In the data below, find each line that contains the word "except" and copy it.
(Provided information begins)
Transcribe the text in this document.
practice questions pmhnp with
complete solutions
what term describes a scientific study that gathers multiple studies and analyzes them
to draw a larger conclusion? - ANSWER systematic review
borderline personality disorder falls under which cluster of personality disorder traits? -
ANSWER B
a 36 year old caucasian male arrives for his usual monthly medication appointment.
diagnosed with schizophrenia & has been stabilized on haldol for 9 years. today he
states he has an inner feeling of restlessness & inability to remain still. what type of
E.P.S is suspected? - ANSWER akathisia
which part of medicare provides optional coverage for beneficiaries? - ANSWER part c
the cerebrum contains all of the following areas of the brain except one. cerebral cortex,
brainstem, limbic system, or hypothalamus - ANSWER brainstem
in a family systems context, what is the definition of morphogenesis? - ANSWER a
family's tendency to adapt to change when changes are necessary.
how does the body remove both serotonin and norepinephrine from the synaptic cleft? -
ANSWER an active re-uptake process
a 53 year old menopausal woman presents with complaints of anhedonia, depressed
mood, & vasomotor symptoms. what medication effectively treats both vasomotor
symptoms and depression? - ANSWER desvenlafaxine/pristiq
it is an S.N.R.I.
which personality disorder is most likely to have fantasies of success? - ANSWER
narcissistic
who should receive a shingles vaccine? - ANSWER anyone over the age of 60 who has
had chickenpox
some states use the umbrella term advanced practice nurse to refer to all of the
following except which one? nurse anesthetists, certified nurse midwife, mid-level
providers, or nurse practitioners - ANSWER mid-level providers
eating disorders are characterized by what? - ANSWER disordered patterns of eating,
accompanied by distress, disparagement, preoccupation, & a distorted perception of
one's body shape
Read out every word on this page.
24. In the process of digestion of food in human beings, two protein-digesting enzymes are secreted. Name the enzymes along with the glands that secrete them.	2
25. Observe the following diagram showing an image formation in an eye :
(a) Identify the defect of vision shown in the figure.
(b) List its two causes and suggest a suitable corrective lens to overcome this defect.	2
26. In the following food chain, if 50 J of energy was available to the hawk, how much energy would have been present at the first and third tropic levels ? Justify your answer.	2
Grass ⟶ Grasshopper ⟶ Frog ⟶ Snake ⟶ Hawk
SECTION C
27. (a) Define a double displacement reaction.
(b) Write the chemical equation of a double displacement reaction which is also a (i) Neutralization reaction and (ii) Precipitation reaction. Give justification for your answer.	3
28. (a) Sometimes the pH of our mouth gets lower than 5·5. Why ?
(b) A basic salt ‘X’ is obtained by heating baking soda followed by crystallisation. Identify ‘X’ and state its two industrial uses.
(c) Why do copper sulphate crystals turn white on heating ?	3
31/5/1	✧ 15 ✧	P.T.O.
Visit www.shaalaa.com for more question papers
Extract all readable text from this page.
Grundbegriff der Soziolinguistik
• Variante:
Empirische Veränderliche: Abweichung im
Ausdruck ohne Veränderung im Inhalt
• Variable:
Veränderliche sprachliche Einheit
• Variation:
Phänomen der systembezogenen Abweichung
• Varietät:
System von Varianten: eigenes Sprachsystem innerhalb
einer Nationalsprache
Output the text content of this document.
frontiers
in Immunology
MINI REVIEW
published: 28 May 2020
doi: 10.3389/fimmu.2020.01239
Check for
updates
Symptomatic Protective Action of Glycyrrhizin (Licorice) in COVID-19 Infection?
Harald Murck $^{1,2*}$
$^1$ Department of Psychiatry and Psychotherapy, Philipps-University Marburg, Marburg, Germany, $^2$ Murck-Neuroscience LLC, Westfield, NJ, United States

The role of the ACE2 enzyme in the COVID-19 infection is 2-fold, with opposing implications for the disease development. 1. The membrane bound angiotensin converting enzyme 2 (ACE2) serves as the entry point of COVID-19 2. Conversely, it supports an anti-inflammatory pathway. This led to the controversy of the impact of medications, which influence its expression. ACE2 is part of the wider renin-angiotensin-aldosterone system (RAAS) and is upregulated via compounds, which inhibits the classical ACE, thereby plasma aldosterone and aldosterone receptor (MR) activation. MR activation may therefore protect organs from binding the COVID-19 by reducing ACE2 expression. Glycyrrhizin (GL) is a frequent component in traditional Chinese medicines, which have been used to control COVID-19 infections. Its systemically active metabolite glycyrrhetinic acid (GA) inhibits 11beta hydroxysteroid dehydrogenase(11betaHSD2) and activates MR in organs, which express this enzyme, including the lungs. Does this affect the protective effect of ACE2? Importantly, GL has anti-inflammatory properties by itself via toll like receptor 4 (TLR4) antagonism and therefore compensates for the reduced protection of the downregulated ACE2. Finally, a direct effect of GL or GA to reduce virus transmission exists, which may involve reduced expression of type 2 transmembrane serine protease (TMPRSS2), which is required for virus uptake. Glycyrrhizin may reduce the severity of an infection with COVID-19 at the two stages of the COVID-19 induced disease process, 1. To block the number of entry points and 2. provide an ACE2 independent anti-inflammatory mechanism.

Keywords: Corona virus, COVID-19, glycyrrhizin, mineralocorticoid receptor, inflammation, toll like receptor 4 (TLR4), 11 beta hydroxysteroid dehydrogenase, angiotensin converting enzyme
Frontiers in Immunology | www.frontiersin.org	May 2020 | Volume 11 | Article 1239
(Provided information ends)
Exercise response -
the cerebrum contains all of the following areas of the brain except one. cerebral cortex,
following except which one? nurse anesthetists, certified nurse midwife, mid-level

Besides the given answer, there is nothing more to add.